start

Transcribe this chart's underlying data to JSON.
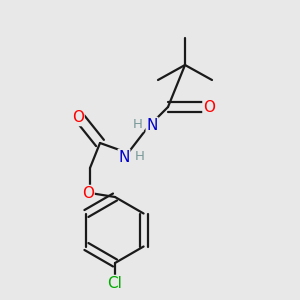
{
  "bg_color": "#e8e8e8",
  "bond_color": "#1a1a1a",
  "bond_width": 1.6,
  "atom_colors": {
    "N": "#0000cc",
    "O": "#ff0000",
    "Cl": "#00aa00",
    "H": "#7a9a9a"
  },
  "font_size_atom": 11,
  "font_size_H": 9.5
}
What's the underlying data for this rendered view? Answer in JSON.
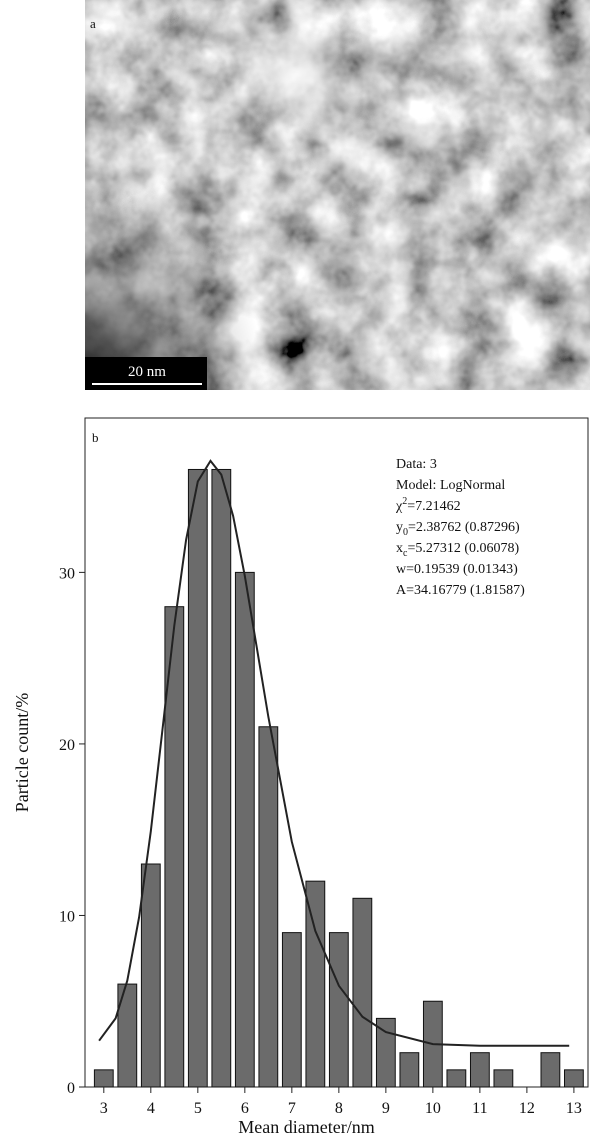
{
  "panel_a": {
    "label": "a",
    "scale_bar": "20 nm"
  },
  "chart_data": {
    "type": "bar",
    "label": "b",
    "x_label": "Mean diameter/nm",
    "y_label": "Particle count/%",
    "x": [
      3,
      3.5,
      4,
      4.5,
      5,
      5.5,
      6,
      6.5,
      7,
      7.5,
      8,
      8.5,
      9,
      9.5,
      10,
      10.5,
      11,
      11.5,
      12,
      12.5,
      13
    ],
    "values": [
      1,
      6,
      13,
      28,
      36,
      36,
      30,
      21,
      9,
      12,
      9,
      11,
      4,
      2,
      5,
      1,
      2,
      1,
      0,
      2,
      1
    ],
    "color": "#6b6b6b",
    "xlim": [
      2.6,
      13.3
    ],
    "ylim": [
      0,
      39
    ],
    "xticks": [
      3,
      4,
      5,
      6,
      7,
      8,
      9,
      10,
      11,
      12,
      13
    ],
    "yticks": [
      0,
      10,
      20,
      30
    ],
    "fit": {
      "color": "#222222",
      "x": [
        2.9,
        3.25,
        3.5,
        3.75,
        4,
        4.25,
        4.5,
        4.75,
        5,
        5.27,
        5.5,
        5.75,
        6,
        6.5,
        7,
        7.5,
        8,
        8.5,
        9,
        10,
        11,
        12,
        12.9
      ],
      "values": [
        2.7,
        4.0,
        6.2,
        9.9,
        14.9,
        20.9,
        26.9,
        31.9,
        35.3,
        36.5,
        35.7,
        33.3,
        29.8,
        21.6,
        14.3,
        9.1,
        5.9,
        4.1,
        3.2,
        2.5,
        2.4,
        2.4,
        2.4
      ]
    },
    "fit_info": [
      {
        "text": "Data: 3"
      },
      {
        "text": "Model: LogNormal"
      },
      {
        "base": "χ",
        "sup": "2",
        "rest": "=7.21462"
      },
      {
        "base": "y",
        "sub": "0",
        "rest": "=2.38762 (0.87296)"
      },
      {
        "base": "x",
        "sub": "c",
        "rest": "=5.27312 (0.06078)"
      },
      {
        "text": "w=0.19539 (0.01343)"
      },
      {
        "text": "A=34.16779 (1.81587)"
      }
    ]
  }
}
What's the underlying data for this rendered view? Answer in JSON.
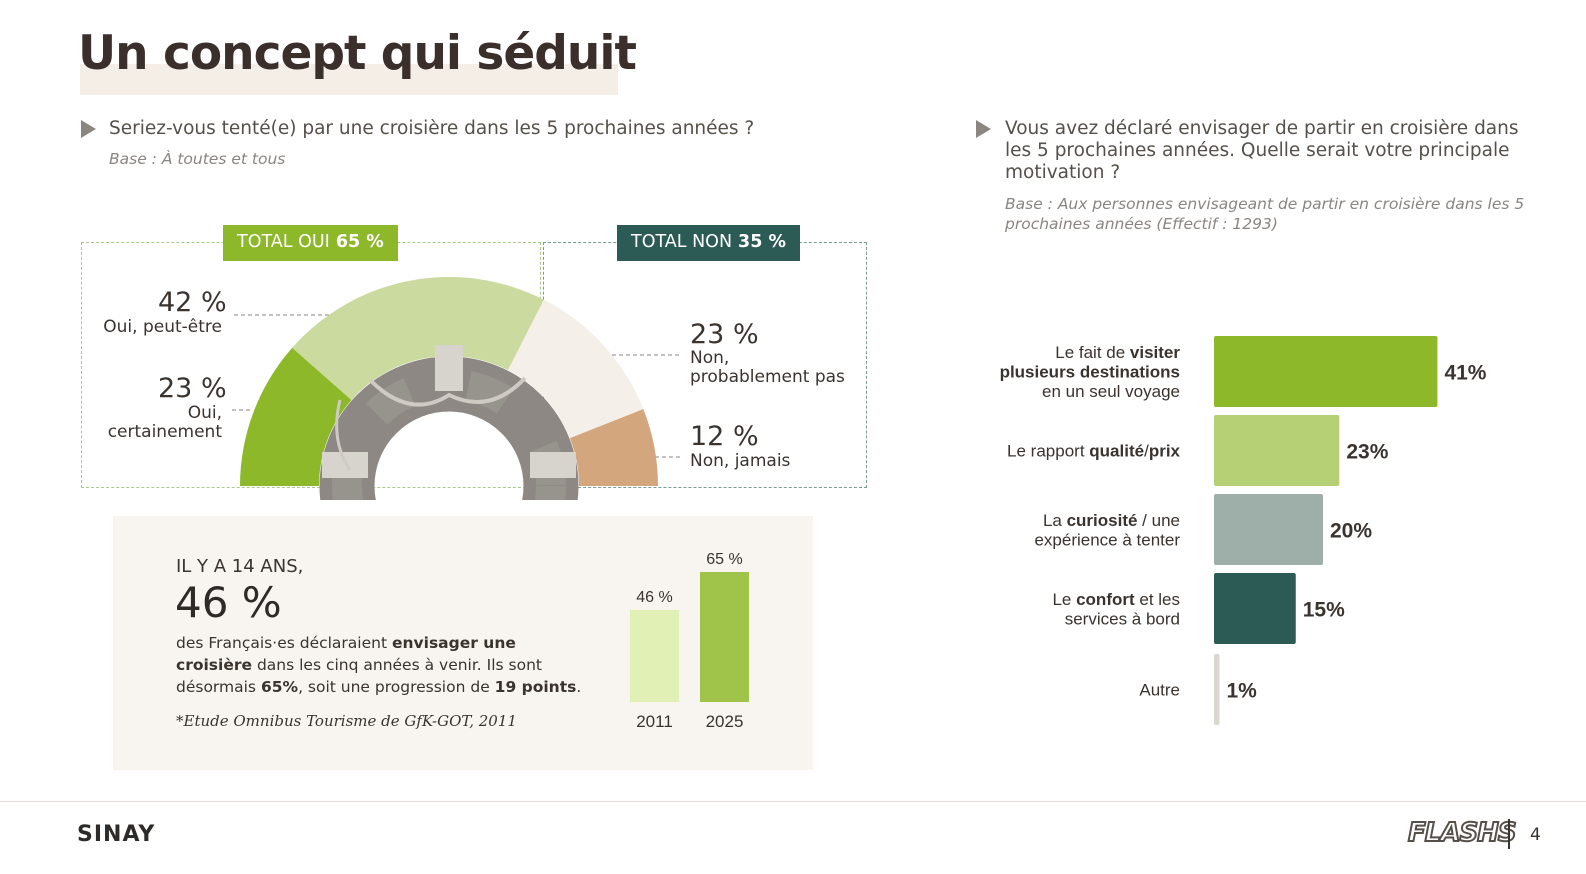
{
  "title": "Un concept qui séduit",
  "left_section": {
    "question": "Seriez-vous tenté(e) par une croisière dans les 5 prochaines années ?",
    "base": "Base : À toutes et tous",
    "total_oui_label": "TOTAL OUI",
    "total_oui_value": "65 %",
    "total_non_label": "TOTAL NON",
    "total_non_value": "35 %"
  },
  "right_section": {
    "question": "Vous avez déclaré envisager de partir en croisière dans les 5 prochaines années. Quelle serait votre principale motivation ?",
    "base": "Base : Aux personnes envisageant de partir en croisière dans les 5 prochaines années (Effectif : 1293)"
  },
  "panel": {
    "heading": "IL Y A 14 ANS,",
    "big_value": "46 %",
    "text_1": "des Français·es déclaraient ",
    "text_bold_1": "envisager une croisière",
    "text_2": " dans les cinq années à venir. Ils sont désormais ",
    "text_bold_2": "65%",
    "text_3": ", soit une progression de ",
    "text_bold_3": "19 points",
    "text_4": ".",
    "source": "*Etude Omnibus Tourisme de GfK-GOT, 2011"
  },
  "chart_data": [
    {
      "type": "pie",
      "variant": "semi-donut",
      "slices": [
        {
          "label_line1": "Oui,",
          "label_line2": "certainement",
          "value": 23,
          "display": "23 %",
          "color": "#8cb829"
        },
        {
          "label_line1": "Oui, peut-être",
          "label_line2": "",
          "value": 42,
          "display": "42 %",
          "color": "#cbdb9f"
        },
        {
          "label_line1": "Non,",
          "label_line2": "probablement pas",
          "value": 23,
          "display": "23 %",
          "color": "#f4efe8"
        },
        {
          "label_line1": "Non, jamais",
          "label_line2": "",
          "value": 12,
          "display": "12 %",
          "color": "#d4a67e"
        }
      ]
    },
    {
      "type": "bar",
      "orientation": "vertical",
      "categories": [
        "2011",
        "2025"
      ],
      "values": [
        46,
        65
      ],
      "display": [
        "46 %",
        "65 %"
      ],
      "colors": [
        "#e1f0b4",
        "#a0c34a"
      ]
    },
    {
      "type": "bar",
      "orientation": "horizontal",
      "categories": [
        {
          "parts": [
            [
              "Le fait de ",
              false
            ],
            [
              "visiter",
              true
            ],
            [
              "\n",
              false
            ],
            [
              "plusieurs destinations",
              true
            ],
            [
              "\n",
              false
            ],
            [
              "en un seul voyage",
              false
            ]
          ]
        },
        {
          "parts": [
            [
              "Le rapport ",
              false
            ],
            [
              "qualité",
              true
            ],
            [
              "/",
              false
            ],
            [
              "prix",
              true
            ]
          ]
        },
        {
          "parts": [
            [
              "La ",
              false
            ],
            [
              "curiosité",
              true
            ],
            [
              " / une",
              false
            ],
            [
              "\n",
              false
            ],
            [
              "expérience à tenter",
              false
            ]
          ]
        },
        {
          "parts": [
            [
              "Le ",
              false
            ],
            [
              "confort",
              true
            ],
            [
              " et les",
              false
            ],
            [
              "\n",
              false
            ],
            [
              "services à bord",
              false
            ]
          ]
        },
        {
          "parts": [
            [
              "Autre",
              false
            ]
          ]
        }
      ],
      "values": [
        41,
        23,
        20,
        15,
        1
      ],
      "display": [
        "41%",
        "23%",
        "20%",
        "15%",
        "1%"
      ],
      "colors": [
        "#8cb829",
        "#b6d076",
        "#9eaea8",
        "#2c5a54",
        "#dcd6d0"
      ]
    }
  ],
  "footer": {
    "logo": "SINAY",
    "brand": "FLASHS",
    "page": "4"
  }
}
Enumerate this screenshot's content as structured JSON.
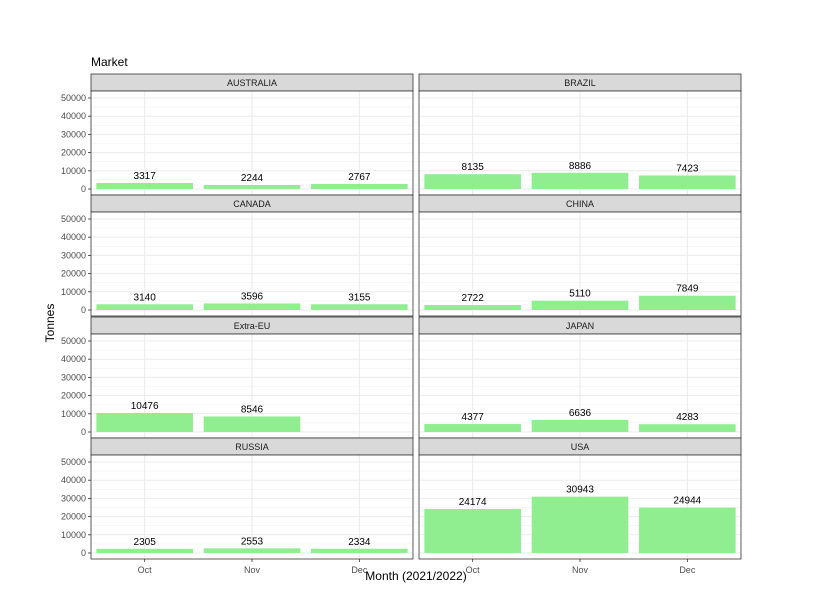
{
  "chart_data": {
    "type": "bar",
    "title": "Market",
    "xlabel": "Month (2021/2022)",
    "ylabel": "Tonnes",
    "categories": [
      "Oct",
      "Nov",
      "Dec"
    ],
    "yticks": [
      0,
      10000,
      20000,
      30000,
      40000,
      50000
    ],
    "ylim": [
      0,
      50000
    ],
    "grid": true,
    "bar_color": "#90EE90",
    "strip_color": "#D9D9D9",
    "panels": [
      {
        "name": "AUSTRALIA",
        "values": [
          3317,
          2244,
          2767
        ]
      },
      {
        "name": "BRAZIL",
        "values": [
          8135,
          8886,
          7423
        ]
      },
      {
        "name": "CANADA",
        "values": [
          3140,
          3596,
          3155
        ]
      },
      {
        "name": "CHINA",
        "values": [
          2722,
          5110,
          7849
        ]
      },
      {
        "name": "Extra-EU",
        "values": [
          10476,
          8546,
          null
        ]
      },
      {
        "name": "JAPAN",
        "values": [
          4377,
          6636,
          4283
        ]
      },
      {
        "name": "RUSSIA",
        "values": [
          2305,
          2553,
          2334
        ]
      },
      {
        "name": "USA",
        "values": [
          24174,
          30943,
          24944
        ]
      }
    ]
  }
}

end

### Exercise brief:
Except for the pictures, reproduce every line exactly.

### Solution for this problem:
Transcribe this chart's underlying data to JSON.
{
  "bg_color": "#e8e8e8",
  "bond_color": "#1a1a1a",
  "bond_width": 1.6,
  "atom_colors": {
    "N": "#0000cc",
    "O": "#ff0000",
    "Cl": "#00aa00",
    "H": "#7a9a9a"
  },
  "font_size_atom": 11,
  "font_size_H": 9.5
}
What's the underlying data for this rendered view? Answer in JSON.
{
  "panel_a": {
    "label": "a",
    "scale_bar": "20 nm"
  },
  "chart_data": {
    "type": "bar",
    "label": "b",
    "x_label": "Mean diameter/nm",
    "y_label": "Particle count/%",
    "x": [
      3,
      3.5,
      4,
      4.5,
      5,
      5.5,
      6,
      6.5,
      7,
      7.5,
      8,
      8.5,
      9,
      9.5,
      10,
      10.5,
      11,
      11.5,
      12,
      12.5,
      13
    ],
    "values": [
      1,
      6,
      13,
      28,
      36,
      36,
      30,
      21,
      9,
      12,
      9,
      11,
      4,
      2,
      5,
      1,
      2,
      1,
      0,
      2,
      1
    ],
    "color": "#6b6b6b",
    "xlim": [
      2.6,
      13.3
    ],
    "ylim": [
      0,
      39
    ],
    "xticks": [
      3,
      4,
      5,
      6,
      7,
      8,
      9,
      10,
      11,
      12,
      13
    ],
    "yticks": [
      0,
      10,
      20,
      30
    ],
    "fit": {
      "color": "#222222",
      "x": [
        2.9,
        3.25,
        3.5,
        3.75,
        4,
        4.25,
        4.5,
        4.75,
        5,
        5.27,
        5.5,
        5.75,
        6,
        6.5,
        7,
        7.5,
        8,
        8.5,
        9,
        10,
        11,
        12,
        12.9
      ],
      "values": [
        2.7,
        4.0,
        6.2,
        9.9,
        14.9,
        20.9,
        26.9,
        31.9,
        35.3,
        36.5,
        35.7,
        33.3,
        29.8,
        21.6,
        14.3,
        9.1,
        5.9,
        4.1,
        3.2,
        2.5,
        2.4,
        2.4,
        2.4
      ]
    },
    "fit_info": [
      {
        "text": "Data: 3"
      },
      {
        "text": "Model: LogNormal"
      },
      {
        "base": "χ",
        "sup": "2",
        "rest": "=7.21462"
      },
      {
        "base": "y",
        "sub": "0",
        "rest": "=2.38762 (0.87296)"
      },
      {
        "base": "x",
        "sub": "c",
        "rest": "=5.27312 (0.06078)"
      },
      {
        "text": "w=0.19539 (0.01343)"
      },
      {
        "text": "A=34.16779 (1.81587)"
      }
    ]
  }
}
What's the underlying data for this rendered view? Answer in JSON.
{
  "title": "Un concept qui séduit",
  "left_section": {
    "question": "Seriez-vous tenté(e) par une croisière dans les 5 prochaines années ?",
    "base": "Base : À toutes et tous",
    "total_oui_label": "TOTAL OUI",
    "total_oui_value": "65 %",
    "total_non_label": "TOTAL NON",
    "total_non_value": "35 %"
  },
  "right_section": {
    "question": "Vous avez déclaré envisager de partir en croisière dans les 5 prochaines années. Quelle serait votre principale motivation ?",
    "base": "Base : Aux personnes envisageant de partir en croisière dans les 5 prochaines années (Effectif : 1293)"
  },
  "panel": {
    "heading": "IL Y A 14 ANS,",
    "big_value": "46 %",
    "text_1": "des Français·es déclaraient ",
    "text_bold_1": "envisager une croisière",
    "text_2": " dans les cinq années à venir. Ils sont désormais ",
    "text_bold_2": "65%",
    "text_3": ", soit une progression de ",
    "text_bold_3": "19 points",
    "text_4": ".",
    "source": "*Etude Omnibus Tourisme de GfK-GOT, 2011"
  },
  "chart_data": [
    {
      "type": "pie",
      "variant": "semi-donut",
      "slices": [
        {
          "label_line1": "Oui,",
          "label_line2": "certainement",
          "value": 23,
          "display": "23 %",
          "color": "#8cb829"
        },
        {
          "label_line1": "Oui, peut-être",
          "label_line2": "",
          "value": 42,
          "display": "42 %",
          "color": "#cbdb9f"
        },
        {
          "label_line1": "Non,",
          "label_line2": "probablement pas",
          "value": 23,
          "display": "23 %",
          "color": "#f4efe8"
        },
        {
          "label_line1": "Non, jamais",
          "label_line2": "",
          "value": 12,
          "display": "12 %",
          "color": "#d4a67e"
        }
      ]
    },
    {
      "type": "bar",
      "orientation": "vertical",
      "categories": [
        "2011",
        "2025"
      ],
      "values": [
        46,
        65
      ],
      "display": [
        "46 %",
        "65 %"
      ],
      "colors": [
        "#e1f0b4",
        "#a0c34a"
      ]
    },
    {
      "type": "bar",
      "orientation": "horizontal",
      "categories": [
        {
          "parts": [
            [
              "Le fait de ",
              false
            ],
            [
              "visiter",
              true
            ],
            [
              "\n",
              false
            ],
            [
              "plusieurs destinations",
              true
            ],
            [
              "\n",
              false
            ],
            [
              "en un seul voyage",
              false
            ]
          ]
        },
        {
          "parts": [
            [
              "Le rapport ",
              false
            ],
            [
              "qualité",
              true
            ],
            [
              "/",
              false
            ],
            [
              "prix",
              true
            ]
          ]
        },
        {
          "parts": [
            [
              "La ",
              false
            ],
            [
              "curiosité",
              true
            ],
            [
              " / une",
              false
            ],
            [
              "\n",
              false
            ],
            [
              "expérience à tenter",
              false
            ]
          ]
        },
        {
          "parts": [
            [
              "Le ",
              false
            ],
            [
              "confort",
              true
            ],
            [
              " et les",
              false
            ],
            [
              "\n",
              false
            ],
            [
              "services à bord",
              false
            ]
          ]
        },
        {
          "parts": [
            [
              "Autre",
              false
            ]
          ]
        }
      ],
      "values": [
        41,
        23,
        20,
        15,
        1
      ],
      "display": [
        "41%",
        "23%",
        "20%",
        "15%",
        "1%"
      ],
      "colors": [
        "#8cb829",
        "#b6d076",
        "#9eaea8",
        "#2c5a54",
        "#dcd6d0"
      ]
    }
  ],
  "footer": {
    "logo": "SINAY",
    "brand": "FLASHS",
    "page": "4"
  }
}
Enumerate this screenshot's content as structured JSON.
{
  "chart_data": {
    "type": "bar",
    "title": "Market",
    "xlabel": "Month (2021/2022)",
    "ylabel": "Tonnes",
    "categories": [
      "Oct",
      "Nov",
      "Dec"
    ],
    "yticks": [
      0,
      10000,
      20000,
      30000,
      40000,
      50000
    ],
    "ylim": [
      0,
      50000
    ],
    "grid": true,
    "bar_color": "#90EE90",
    "strip_color": "#D9D9D9",
    "panels": [
      {
        "name": "AUSTRALIA",
        "values": [
          3317,
          2244,
          2767
        ]
      },
      {
        "name": "BRAZIL",
        "values": [
          8135,
          8886,
          7423
        ]
      },
      {
        "name": "CANADA",
        "values": [
          3140,
          3596,
          3155
        ]
      },
      {
        "name": "CHINA",
        "values": [
          2722,
          5110,
          7849
        ]
      },
      {
        "name": "Extra-EU",
        "values": [
          10476,
          8546,
          null
        ]
      },
      {
        "name": "JAPAN",
        "values": [
          4377,
          6636,
          4283
        ]
      },
      {
        "name": "RUSSIA",
        "values": [
          2305,
          2553,
          2334
        ]
      },
      {
        "name": "USA",
        "values": [
          24174,
          30943,
          24944
        ]
      }
    ]
  }
}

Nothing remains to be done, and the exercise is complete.